Collected data entries:
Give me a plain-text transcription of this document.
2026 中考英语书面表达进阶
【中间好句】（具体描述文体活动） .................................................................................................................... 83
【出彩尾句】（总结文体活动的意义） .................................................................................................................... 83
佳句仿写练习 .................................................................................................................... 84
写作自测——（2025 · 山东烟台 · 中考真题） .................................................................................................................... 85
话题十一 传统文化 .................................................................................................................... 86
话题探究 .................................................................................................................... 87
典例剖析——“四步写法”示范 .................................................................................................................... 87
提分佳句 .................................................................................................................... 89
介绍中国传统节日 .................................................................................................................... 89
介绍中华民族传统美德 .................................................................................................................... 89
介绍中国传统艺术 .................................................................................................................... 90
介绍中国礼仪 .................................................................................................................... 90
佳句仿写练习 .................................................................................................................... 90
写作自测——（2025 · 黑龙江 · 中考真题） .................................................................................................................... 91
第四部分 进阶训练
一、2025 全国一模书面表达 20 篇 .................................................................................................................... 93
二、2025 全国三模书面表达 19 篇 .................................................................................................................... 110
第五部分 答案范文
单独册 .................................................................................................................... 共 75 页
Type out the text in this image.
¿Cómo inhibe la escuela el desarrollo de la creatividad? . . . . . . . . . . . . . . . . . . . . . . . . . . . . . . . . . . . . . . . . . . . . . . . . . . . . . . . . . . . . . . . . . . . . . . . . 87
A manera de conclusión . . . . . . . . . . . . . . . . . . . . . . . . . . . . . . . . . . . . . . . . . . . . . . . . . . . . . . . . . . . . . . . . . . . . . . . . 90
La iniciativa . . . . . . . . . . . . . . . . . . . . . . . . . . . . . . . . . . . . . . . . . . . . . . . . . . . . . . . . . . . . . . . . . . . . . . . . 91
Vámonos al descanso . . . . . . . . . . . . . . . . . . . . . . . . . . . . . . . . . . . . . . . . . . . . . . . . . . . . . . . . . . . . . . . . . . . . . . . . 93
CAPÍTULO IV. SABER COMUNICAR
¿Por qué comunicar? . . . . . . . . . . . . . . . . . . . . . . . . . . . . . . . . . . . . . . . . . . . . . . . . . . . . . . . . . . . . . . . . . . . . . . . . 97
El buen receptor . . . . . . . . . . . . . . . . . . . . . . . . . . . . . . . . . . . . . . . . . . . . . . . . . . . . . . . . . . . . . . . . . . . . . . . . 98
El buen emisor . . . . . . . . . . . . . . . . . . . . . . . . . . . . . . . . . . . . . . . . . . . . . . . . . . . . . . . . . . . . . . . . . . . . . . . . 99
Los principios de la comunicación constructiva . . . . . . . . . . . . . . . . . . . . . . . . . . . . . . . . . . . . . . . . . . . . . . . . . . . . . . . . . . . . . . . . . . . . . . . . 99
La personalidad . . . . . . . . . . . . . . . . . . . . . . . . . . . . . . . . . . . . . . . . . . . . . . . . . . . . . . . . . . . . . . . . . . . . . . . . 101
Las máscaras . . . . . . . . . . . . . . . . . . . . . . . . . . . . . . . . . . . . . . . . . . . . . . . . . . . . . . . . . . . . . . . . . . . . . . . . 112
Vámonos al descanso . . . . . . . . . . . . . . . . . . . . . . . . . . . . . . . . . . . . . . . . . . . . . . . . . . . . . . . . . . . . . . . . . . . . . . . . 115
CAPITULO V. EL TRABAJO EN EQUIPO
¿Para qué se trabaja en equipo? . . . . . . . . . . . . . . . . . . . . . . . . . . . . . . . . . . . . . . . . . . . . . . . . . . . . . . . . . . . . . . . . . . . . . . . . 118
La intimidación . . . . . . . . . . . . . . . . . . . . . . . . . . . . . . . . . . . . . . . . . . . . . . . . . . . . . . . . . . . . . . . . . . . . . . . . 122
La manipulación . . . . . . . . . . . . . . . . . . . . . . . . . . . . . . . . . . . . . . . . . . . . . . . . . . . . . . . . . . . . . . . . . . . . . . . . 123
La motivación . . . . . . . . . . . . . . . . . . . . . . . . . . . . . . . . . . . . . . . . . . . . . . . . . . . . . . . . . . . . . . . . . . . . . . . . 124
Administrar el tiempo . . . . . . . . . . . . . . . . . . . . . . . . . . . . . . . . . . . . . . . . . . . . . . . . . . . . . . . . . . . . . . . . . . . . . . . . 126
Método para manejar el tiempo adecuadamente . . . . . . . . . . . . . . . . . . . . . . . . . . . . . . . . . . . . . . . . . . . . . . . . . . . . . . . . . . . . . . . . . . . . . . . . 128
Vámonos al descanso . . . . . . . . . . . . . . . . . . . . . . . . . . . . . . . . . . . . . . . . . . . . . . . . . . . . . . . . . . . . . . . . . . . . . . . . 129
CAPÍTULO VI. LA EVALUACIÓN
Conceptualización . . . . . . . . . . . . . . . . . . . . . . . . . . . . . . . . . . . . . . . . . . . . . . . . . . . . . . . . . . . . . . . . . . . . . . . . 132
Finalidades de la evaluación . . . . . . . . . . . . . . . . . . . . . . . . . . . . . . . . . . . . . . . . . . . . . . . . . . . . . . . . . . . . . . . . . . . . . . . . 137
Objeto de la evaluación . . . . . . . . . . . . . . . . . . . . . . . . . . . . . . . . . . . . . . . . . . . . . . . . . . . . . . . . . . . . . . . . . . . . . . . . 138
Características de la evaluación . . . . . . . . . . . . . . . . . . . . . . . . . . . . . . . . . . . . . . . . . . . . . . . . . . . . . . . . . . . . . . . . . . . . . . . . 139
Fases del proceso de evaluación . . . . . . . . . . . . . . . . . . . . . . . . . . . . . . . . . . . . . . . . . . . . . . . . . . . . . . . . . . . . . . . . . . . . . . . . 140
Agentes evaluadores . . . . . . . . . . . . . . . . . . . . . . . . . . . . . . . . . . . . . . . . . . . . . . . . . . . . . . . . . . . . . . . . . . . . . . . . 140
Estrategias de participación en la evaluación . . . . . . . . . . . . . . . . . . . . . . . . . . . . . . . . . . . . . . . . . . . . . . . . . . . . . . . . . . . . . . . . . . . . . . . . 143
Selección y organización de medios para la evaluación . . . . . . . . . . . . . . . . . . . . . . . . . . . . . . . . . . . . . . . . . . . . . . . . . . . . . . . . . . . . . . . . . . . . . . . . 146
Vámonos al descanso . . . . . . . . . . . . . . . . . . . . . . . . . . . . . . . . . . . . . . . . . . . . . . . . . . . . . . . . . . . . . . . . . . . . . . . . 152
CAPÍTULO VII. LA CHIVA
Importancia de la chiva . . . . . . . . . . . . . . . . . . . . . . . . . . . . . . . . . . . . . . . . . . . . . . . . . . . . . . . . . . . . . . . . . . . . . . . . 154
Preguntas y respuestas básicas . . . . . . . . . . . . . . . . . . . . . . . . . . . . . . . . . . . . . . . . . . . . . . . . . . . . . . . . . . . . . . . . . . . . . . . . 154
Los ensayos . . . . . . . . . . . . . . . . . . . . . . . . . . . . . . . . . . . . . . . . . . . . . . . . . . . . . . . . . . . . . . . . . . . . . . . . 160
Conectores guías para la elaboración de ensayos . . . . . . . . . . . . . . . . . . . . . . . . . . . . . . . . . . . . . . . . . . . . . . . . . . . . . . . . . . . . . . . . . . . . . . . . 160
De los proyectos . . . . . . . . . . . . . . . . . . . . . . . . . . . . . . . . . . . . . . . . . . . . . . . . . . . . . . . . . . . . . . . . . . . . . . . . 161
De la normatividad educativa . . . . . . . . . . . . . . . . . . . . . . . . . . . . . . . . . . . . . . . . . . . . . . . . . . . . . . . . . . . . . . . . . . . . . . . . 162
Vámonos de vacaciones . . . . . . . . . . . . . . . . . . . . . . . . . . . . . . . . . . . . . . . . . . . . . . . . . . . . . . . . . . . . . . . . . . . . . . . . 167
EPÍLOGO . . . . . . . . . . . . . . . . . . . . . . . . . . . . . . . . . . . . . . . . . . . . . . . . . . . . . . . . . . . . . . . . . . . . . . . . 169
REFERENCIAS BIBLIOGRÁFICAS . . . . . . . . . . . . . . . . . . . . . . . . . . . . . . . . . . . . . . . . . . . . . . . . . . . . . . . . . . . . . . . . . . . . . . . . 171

Written problem: Copy every line in the entries above that has the string "buen" in it.

Solution to this task:
El buen receptor . . . . . . . . . . . . . . . . . . . . . . . . . . . . . . . . . . . . . . . . . . . . . . . . . . . . . . . . . . . . . . . . . . . . . . . . 98
El buen emisor . . . . . . . . . . . . . . . . . . . . . . . . . . . . . . . . . . . . . . . . . . . . . . . . . . . . . . . . . . . . . . . . . . . . . . . . 99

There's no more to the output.